TEXT TO READ:
__________
An ode to the humble herring
A newsletter about food systems, climate change and everything connected to them
This week, I’m dedicating the newsletter to one of my favourite museums in the world - The Herring Era Museum in Siglufjörður (pronounced sig-ler-fyear-dur), a small but stunning town in the north of Iceland.
In fact, it is the northernmost town of mainland Iceland, located in a fjord of the same time, and a mere 50 kilometers from the Arctic Circle.
Home to about 1,300 inhabitants, the town known locally as ‘Siglo’ is wedged between imposing mountains and a sliver of water and it was also the undisputed capital of herring fishing not only in Iceland but in the whole Atlantic.
The award-winning museum, housed in five separate but connected buildings, charts the history of the herring boom and bust in the 1950s and 1960s. To me, it is also a parable of what could happen in the near future if we don’t take care of our exhaustible natural resources.
“Herring is one of this century's principal shapers of Icelanders' destinies. Without herring it is questionable whether the modern society that now exists in Iceland could ever have developed.”
- Icelandic Historical Atlas, Vol.3, p.40
I took this from the Museum’s history page because it beautifully encapsulates the importance of herring to this rocky outcrop in the North Atlantic, an island of otherworldly vistas and made up of a mixture of volcanic fire and glacial ice.
Herring is the origin of Iceland’s independence, the liberation of the country’s women, and contributed significantly to the country becoming the rich, industrialised nation that it is now, and Kristína Berman, who works at the Museum and who I’m fortunate to call a friend, told us why this is the case.
I’m quoting her in full because I can’t say it any better.
“Herring fishing started in a big way in the fishing grounds close to the north shore of Iceland in 1903.
It all started with Norwegian fishermen, who were tracking the route that the herring travelled annually, to see where it stopped and fed and was at it's fattest. It turned out to be by the north and east coast of Iceland where they fed for 3 months every year, in June, July and August.
In order for the Norwegians to have the herring processed fresh, they brought the fishing vessels full of herring to shore, and offered Icelanders the work of processing it in exchange for cash payments.
Icelanders were very eager to partake in the work, because the Norwegians paid very well and this was the time of year that their sheep were grazing in the mountains, so they had time to spare.
Word of mouth spread, and quickly people started travelling from all parts of Iceland to the fjords in the north and east to do herring processing work in the summer. There was a lot of work to be had, so every pair of spare hands could get work, everyone was needed, young and old, men and women.”
“Women's main job was to cut, clean and pack the herring into wooden barrels with salt.
Their work was piecemeal, so they got paid for every filled barrel of herring they packed. This was the first job that paid Icelandic women in cash, so if they were quick workers and if it was a good year for fishing, they could make a lot of money during the summer.
__________
DATASET EXCERPTS:
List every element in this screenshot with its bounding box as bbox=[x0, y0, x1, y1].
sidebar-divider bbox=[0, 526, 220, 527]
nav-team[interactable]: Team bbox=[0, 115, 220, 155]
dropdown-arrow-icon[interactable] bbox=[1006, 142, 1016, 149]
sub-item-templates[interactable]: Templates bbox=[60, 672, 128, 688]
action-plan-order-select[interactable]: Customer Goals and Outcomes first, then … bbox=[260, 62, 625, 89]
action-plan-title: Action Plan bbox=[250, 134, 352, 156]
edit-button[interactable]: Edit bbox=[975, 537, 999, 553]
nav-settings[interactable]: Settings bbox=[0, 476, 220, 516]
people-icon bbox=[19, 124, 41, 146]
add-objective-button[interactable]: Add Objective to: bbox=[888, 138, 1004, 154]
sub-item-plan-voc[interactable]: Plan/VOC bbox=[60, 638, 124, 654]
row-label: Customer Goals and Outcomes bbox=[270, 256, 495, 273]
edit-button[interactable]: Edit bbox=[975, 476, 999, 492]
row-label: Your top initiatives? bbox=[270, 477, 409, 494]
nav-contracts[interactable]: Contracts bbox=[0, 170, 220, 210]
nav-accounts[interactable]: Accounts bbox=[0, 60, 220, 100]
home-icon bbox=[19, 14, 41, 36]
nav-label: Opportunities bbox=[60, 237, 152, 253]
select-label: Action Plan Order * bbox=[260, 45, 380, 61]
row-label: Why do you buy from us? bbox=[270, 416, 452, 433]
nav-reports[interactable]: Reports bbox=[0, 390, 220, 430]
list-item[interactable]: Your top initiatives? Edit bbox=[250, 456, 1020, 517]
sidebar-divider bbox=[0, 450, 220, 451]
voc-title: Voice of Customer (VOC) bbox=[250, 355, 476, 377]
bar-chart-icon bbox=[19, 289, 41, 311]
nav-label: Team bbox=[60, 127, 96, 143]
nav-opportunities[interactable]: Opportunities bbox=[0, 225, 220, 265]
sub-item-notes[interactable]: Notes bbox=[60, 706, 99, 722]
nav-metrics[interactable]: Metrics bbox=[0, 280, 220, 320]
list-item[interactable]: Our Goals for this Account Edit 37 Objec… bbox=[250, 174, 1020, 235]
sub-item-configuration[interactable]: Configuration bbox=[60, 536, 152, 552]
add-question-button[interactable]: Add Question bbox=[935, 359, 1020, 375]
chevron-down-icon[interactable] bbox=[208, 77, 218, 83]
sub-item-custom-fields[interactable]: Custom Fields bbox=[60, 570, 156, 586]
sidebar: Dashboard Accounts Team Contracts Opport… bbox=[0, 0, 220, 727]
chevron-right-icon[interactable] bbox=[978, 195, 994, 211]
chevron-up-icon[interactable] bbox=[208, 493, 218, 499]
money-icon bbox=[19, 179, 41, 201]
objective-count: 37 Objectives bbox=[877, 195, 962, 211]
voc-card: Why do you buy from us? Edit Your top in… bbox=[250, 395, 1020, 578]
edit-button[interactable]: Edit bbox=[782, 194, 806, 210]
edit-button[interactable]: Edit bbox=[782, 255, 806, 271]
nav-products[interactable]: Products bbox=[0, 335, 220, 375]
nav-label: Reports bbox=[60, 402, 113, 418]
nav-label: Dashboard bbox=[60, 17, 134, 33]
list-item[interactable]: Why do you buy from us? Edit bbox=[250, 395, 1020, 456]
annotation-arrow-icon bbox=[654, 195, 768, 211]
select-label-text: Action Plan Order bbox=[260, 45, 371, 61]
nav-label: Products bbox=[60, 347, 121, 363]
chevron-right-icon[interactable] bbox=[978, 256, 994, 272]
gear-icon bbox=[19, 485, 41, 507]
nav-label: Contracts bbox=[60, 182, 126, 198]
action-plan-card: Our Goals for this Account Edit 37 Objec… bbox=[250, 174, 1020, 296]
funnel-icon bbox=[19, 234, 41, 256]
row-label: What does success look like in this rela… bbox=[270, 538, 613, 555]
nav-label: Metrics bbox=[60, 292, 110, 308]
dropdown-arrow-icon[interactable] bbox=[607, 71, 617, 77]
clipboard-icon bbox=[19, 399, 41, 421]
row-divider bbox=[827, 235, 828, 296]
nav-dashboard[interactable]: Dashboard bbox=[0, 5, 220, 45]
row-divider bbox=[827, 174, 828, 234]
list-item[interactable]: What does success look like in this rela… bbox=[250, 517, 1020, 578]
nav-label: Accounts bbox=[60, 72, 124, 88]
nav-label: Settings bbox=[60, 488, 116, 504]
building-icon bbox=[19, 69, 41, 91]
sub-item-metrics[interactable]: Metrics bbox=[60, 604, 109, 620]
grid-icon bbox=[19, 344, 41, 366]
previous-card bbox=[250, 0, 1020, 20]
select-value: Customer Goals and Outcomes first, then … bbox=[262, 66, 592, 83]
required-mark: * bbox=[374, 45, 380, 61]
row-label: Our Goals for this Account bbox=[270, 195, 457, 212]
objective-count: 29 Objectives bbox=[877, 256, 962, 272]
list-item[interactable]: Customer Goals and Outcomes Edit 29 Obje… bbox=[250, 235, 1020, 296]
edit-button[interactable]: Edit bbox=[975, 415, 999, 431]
__________
OBJECTIVES:
a - Answer these from the herring newsletter, each on its own line:
(i) About how many people live in Siglufjörður?
(ii) In what year did herring fishing begin in a big way near Iceland's north shore?
(iii) On what basis were the women paid for their work?
b - For each statement, say yes or no according to the herring newsletter, and quote the words that decide it:
(i) The museum occupies a single building.
(ii) The herring fed off Iceland's north and east coast for three months each year.
(iii) Icelanders had little time to spare in summer because their sheep needed tending.
c - Resume the herring newsletter from where it stops.
The records are material apart from the herring newsletter.

RESULTS FOR THE EXERCISE:
a -
(i) About 1,300.
(ii) 1903.
(iii) For every filled barrel of herring they packed.

b -
(i) No: "housed in five separate but connected buildings"
(ii) Yes: "they fed for 3 months every year, in June, July and August"
(iii) No: "this was the time of year that their sheep were grazing in the mountains, so they had time to spare"

c -
This was a game changer for Icelandic women. All of a sudden some of them had money to get educated or to buy a part in a farm. The wages from the herring processing had a big impact on the movement of independence of the Icelandic women,” according to Stína.
In addition to salted herring in wooden barrels, which was exported to the Baltic countries, herring was also used to produce fish meal and oil.
One of my favourite exhibits in the museum is related to these women Stína spoke of. It’s in the last building where their living and sleeping quarters are kept in their original state.
The kitchens and the bedrooms - with tiny bunk beds where apparently two women usually share a single bed - are all amazingly intact and give a vivid sense of what life must have been like half a century ago.
In fact, my mother-in-law was, very briefly, one of those women who tried their hands at a herring factory. She was born in Siglufjörður and after a summer day spent with the herrings, she went back to school and never left - she’s now a professor of computer science. Perhaps this little personal connection made the whole museum experience richer for me.
“In the 20's Icelanders pushed the Norwegians off the land, with new legislation giving only Icelanders the right to own companies on shore. Icelanders let the Norwegians and other nations fish as much as they liked, knowing that most of it would be sold to Icelandic companies on shore for processing.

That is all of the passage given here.